• _SET PROBLEM_: Can the data below be echoed back word for word?

[Recorded data]
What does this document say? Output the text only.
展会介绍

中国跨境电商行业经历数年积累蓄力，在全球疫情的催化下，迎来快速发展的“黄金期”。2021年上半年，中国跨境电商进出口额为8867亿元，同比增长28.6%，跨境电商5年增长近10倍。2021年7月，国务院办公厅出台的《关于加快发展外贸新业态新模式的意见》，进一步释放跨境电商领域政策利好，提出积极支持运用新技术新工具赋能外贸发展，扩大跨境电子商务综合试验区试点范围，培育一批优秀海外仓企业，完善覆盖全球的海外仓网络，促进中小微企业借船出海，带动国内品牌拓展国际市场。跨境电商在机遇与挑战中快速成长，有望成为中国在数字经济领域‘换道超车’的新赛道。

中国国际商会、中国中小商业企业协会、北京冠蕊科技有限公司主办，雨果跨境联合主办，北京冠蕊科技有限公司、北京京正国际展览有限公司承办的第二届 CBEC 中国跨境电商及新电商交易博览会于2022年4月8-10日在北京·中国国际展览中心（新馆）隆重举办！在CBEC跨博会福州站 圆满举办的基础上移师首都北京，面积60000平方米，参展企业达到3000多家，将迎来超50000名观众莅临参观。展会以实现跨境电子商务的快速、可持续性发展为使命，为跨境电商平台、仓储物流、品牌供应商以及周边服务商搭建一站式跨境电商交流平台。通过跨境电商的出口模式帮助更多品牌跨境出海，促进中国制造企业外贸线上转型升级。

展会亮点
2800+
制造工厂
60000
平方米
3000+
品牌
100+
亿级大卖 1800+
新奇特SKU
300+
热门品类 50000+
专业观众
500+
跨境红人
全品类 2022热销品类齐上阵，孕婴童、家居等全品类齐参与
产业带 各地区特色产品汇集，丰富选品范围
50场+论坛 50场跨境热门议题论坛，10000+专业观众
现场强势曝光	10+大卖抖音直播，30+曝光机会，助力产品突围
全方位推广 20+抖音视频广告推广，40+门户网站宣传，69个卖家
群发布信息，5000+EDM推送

• _OUTPUT OF THE TASK_:
What does this document say? Output the text only.
展会介绍

中国跨境电商行业经历数年积累蓄力，在全球疫情的催化下，迎来快速发展的“黄金期”。2021年上半年，中国跨境电商进出口额为8867亿元，同比增长28.6%，跨境电商5年增长近10倍。2021年7月，国务院办公厅出台的《关于加快发展外贸新业态新模式的意见》，进一步释放跨境电商领域政策利好，提出积极支持运用新技术新工具赋能外贸发展，扩大跨境电子商务综合试验区试点范围，培育一批优秀海外仓企业，完善覆盖全球的海外仓网络，促进中小微企业借船出海，带动国内品牌拓展国际市场。跨境电商在机遇与挑战中快速成长，有望成为中国在数字经济领域‘换道超车’的新赛道。

中国国际商会、中国中小商业企业协会、北京冠蕊科技有限公司主办，雨果跨境联合主办，北京冠蕊科技有限公司、北京京正国际展览有限公司承办的第二届 CBEC 中国跨境电商及新电商交易博览会于2022年4月8-10日在北京·中国国际展览中心（新馆）隆重举办！在CBEC跨博会福州站 圆满举办的基础上移师首都北京，面积60000平方米，参展企业达到3000多家，将迎来超50000名观众莅临参观。展会以实现跨境电子商务的快速、可持续性发展为使命，为跨境电商平台、仓储物流、品牌供应商以及周边服务商搭建一站式跨境电商交流平台。通过跨境电商的出口模式帮助更多品牌跨境出海，促进中国制造企业外贸线上转型升级。

展会亮点
2800+
制造工厂
60000
平方米
3000+
品牌
100+
亿级大卖 1800+
新奇特SKU
300+
热门品类 50000+
专业观众
500+
跨境红人
全品类 2022热销品类齐上阵，孕婴童、家居等全品类齐参与
产业带 各地区特色产品汇集，丰富选品范围
50场+论坛 50场跨境热门议题论坛，10000+专业观众
现场强势曝光	10+大卖抖音直播，30+曝光机会，助力产品突围
全方位推广 20+抖音视频广告推广，40+门户网站宣传，69个卖家
群发布信息，5000+EDM推送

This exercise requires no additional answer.